Brief
Pull every line holding the string "Pixels" from the records below.
::::
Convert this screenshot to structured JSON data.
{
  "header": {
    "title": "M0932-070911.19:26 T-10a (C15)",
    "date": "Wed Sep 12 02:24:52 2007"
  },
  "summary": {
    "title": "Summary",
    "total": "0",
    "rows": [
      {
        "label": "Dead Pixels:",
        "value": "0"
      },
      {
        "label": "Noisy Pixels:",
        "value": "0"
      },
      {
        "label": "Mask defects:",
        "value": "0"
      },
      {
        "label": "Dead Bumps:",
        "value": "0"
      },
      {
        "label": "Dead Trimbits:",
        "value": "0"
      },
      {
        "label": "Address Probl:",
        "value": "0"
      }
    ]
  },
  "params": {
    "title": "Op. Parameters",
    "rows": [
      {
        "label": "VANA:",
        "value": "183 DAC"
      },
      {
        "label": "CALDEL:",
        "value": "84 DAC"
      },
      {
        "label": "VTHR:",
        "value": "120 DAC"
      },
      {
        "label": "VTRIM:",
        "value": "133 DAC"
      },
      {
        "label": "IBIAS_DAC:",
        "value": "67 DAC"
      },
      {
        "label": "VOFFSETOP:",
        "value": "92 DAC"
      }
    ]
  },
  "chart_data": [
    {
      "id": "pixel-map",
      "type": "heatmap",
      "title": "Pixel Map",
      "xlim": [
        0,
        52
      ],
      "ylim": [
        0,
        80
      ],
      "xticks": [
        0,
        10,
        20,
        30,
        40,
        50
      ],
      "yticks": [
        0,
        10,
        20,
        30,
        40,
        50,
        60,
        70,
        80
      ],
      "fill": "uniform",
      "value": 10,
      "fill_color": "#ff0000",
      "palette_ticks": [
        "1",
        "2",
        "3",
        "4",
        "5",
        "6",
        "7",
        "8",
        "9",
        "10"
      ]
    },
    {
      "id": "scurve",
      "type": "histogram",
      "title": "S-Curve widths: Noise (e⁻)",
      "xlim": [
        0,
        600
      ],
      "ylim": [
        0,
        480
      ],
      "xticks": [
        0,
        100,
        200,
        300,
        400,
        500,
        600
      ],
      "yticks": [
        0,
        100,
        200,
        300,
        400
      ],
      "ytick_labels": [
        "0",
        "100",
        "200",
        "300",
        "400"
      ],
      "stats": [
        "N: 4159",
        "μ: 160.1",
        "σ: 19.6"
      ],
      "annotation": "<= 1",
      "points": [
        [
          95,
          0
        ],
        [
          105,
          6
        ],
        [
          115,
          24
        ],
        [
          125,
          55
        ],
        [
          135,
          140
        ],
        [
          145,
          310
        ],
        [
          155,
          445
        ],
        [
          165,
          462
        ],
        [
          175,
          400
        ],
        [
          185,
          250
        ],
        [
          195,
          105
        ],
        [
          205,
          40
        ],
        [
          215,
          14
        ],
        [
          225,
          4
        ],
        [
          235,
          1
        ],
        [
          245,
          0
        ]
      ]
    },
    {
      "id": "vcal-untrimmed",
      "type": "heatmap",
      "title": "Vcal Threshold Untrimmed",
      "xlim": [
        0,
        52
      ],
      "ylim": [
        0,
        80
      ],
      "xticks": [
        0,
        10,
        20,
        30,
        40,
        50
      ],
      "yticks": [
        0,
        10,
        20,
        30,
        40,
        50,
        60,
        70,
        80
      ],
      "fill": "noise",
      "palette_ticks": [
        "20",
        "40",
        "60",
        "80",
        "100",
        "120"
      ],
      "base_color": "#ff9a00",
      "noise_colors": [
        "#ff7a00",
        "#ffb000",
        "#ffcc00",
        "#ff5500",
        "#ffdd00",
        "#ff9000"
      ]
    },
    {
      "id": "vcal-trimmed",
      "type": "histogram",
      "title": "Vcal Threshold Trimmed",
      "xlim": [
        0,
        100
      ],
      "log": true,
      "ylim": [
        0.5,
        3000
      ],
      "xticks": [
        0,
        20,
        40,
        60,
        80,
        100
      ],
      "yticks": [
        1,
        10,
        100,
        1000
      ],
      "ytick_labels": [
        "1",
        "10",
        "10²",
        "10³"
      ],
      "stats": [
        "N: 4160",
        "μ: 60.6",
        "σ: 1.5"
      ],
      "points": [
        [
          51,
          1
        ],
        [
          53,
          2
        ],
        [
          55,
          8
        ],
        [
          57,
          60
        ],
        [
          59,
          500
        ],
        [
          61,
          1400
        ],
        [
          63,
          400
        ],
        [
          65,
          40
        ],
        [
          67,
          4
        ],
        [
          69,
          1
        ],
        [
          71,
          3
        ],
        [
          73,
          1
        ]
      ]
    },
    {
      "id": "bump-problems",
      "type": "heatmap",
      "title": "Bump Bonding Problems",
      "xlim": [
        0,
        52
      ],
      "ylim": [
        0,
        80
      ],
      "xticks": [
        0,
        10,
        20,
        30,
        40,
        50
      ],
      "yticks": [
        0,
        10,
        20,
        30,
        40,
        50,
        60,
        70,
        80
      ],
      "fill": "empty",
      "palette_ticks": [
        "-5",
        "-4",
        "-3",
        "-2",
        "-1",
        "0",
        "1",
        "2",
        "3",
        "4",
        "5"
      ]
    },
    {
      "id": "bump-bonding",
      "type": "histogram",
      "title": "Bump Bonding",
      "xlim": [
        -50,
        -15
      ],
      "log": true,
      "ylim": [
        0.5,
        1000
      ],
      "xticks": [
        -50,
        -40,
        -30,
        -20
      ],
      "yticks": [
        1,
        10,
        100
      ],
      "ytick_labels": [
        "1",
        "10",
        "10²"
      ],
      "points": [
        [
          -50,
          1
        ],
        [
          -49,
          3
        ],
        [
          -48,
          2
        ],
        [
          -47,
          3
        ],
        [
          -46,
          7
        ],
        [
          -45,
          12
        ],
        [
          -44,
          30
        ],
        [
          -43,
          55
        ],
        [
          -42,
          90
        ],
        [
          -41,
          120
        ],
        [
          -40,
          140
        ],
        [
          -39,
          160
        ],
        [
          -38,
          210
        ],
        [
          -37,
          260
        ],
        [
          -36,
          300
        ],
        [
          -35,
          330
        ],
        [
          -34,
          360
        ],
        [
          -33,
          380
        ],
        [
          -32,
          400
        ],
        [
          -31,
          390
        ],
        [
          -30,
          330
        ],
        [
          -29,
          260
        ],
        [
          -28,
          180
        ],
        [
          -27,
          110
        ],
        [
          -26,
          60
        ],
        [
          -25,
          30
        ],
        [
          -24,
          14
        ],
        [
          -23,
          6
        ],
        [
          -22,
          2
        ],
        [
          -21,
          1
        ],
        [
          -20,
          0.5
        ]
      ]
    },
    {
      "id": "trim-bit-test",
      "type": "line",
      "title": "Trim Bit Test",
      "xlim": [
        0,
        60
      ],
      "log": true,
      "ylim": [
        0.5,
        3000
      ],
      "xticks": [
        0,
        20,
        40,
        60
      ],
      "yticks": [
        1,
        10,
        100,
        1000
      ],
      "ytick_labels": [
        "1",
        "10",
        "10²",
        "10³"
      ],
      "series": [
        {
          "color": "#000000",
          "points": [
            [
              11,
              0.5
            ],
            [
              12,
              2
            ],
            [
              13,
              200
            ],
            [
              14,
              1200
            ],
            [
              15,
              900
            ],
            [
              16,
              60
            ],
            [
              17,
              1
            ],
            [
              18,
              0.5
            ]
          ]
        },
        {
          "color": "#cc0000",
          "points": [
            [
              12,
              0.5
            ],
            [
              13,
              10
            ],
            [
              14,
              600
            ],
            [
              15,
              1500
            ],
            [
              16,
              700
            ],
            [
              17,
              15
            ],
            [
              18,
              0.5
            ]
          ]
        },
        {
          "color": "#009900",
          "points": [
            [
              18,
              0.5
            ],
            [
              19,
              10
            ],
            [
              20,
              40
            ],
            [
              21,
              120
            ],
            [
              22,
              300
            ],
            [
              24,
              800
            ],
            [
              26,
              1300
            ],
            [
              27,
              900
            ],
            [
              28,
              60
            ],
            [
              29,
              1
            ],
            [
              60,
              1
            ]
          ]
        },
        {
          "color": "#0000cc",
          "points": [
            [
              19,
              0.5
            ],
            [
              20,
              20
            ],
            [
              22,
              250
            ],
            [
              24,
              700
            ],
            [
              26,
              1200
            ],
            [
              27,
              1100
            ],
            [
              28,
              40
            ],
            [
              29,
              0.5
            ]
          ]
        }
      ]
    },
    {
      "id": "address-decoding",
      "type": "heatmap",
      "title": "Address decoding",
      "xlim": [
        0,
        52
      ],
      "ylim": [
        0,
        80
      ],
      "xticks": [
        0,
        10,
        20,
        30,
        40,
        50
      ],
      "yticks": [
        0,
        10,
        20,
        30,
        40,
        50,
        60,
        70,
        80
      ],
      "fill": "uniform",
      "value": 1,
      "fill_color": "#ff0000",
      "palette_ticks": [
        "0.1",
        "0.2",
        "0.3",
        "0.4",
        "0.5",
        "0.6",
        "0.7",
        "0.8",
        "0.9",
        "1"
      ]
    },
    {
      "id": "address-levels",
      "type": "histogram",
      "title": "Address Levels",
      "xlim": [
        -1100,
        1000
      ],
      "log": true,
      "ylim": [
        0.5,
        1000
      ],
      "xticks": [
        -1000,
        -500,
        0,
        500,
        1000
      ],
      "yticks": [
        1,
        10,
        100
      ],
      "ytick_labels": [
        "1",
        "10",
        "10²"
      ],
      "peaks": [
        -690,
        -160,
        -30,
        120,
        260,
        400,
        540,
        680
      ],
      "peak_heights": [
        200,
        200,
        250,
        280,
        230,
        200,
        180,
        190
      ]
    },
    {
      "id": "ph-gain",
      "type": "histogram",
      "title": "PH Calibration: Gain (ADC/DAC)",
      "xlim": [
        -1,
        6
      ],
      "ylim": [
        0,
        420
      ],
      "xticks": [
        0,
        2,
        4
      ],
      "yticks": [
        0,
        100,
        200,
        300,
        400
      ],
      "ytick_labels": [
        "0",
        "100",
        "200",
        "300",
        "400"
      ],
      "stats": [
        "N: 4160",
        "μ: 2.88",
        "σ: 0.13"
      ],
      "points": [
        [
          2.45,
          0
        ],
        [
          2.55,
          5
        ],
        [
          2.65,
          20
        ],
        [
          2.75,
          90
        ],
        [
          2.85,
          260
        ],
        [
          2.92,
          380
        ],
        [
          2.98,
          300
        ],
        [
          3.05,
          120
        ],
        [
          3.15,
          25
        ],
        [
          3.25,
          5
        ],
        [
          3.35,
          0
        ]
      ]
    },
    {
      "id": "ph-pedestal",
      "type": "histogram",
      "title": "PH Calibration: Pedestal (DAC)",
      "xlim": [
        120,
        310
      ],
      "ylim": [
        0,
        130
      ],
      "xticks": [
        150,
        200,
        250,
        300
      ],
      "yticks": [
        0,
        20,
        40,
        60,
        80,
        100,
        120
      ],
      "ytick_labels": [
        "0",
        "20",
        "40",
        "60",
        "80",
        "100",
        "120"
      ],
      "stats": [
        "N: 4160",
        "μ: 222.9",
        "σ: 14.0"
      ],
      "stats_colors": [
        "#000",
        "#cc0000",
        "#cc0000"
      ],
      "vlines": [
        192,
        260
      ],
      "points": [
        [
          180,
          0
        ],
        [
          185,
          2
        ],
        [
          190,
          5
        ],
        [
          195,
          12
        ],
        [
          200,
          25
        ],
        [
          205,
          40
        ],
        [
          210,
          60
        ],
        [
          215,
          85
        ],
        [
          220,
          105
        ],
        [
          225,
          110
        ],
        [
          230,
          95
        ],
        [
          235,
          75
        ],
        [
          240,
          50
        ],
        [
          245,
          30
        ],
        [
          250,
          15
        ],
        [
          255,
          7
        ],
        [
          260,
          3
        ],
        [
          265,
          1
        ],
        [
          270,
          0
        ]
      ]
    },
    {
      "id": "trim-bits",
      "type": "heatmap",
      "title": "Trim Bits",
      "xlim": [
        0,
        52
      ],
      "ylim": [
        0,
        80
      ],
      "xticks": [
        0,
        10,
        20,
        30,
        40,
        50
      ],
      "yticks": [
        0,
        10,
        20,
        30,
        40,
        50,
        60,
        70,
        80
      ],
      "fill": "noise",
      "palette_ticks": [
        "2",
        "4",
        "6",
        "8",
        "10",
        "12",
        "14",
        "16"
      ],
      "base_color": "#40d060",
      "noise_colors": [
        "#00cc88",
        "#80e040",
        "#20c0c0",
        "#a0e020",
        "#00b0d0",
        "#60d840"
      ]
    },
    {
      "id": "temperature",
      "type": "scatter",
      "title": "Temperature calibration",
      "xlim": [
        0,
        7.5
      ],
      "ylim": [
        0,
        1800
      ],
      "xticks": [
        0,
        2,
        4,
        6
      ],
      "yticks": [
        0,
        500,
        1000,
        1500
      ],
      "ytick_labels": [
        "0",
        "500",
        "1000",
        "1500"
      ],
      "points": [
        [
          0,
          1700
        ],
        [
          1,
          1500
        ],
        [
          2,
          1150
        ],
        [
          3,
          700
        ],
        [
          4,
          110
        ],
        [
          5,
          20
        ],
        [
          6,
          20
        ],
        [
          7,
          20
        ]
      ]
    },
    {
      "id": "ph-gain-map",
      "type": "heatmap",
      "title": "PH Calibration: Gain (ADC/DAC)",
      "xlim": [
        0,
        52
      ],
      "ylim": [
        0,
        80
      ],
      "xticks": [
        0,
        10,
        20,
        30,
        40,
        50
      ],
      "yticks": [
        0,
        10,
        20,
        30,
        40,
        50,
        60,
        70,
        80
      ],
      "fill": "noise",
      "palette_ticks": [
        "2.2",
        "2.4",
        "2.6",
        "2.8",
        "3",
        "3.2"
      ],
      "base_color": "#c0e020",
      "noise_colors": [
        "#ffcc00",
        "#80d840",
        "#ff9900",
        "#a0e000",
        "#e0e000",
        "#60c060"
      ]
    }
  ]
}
::::
Response below
        "label": "Dead Pixels:",
        "label": "Noisy Pixels:",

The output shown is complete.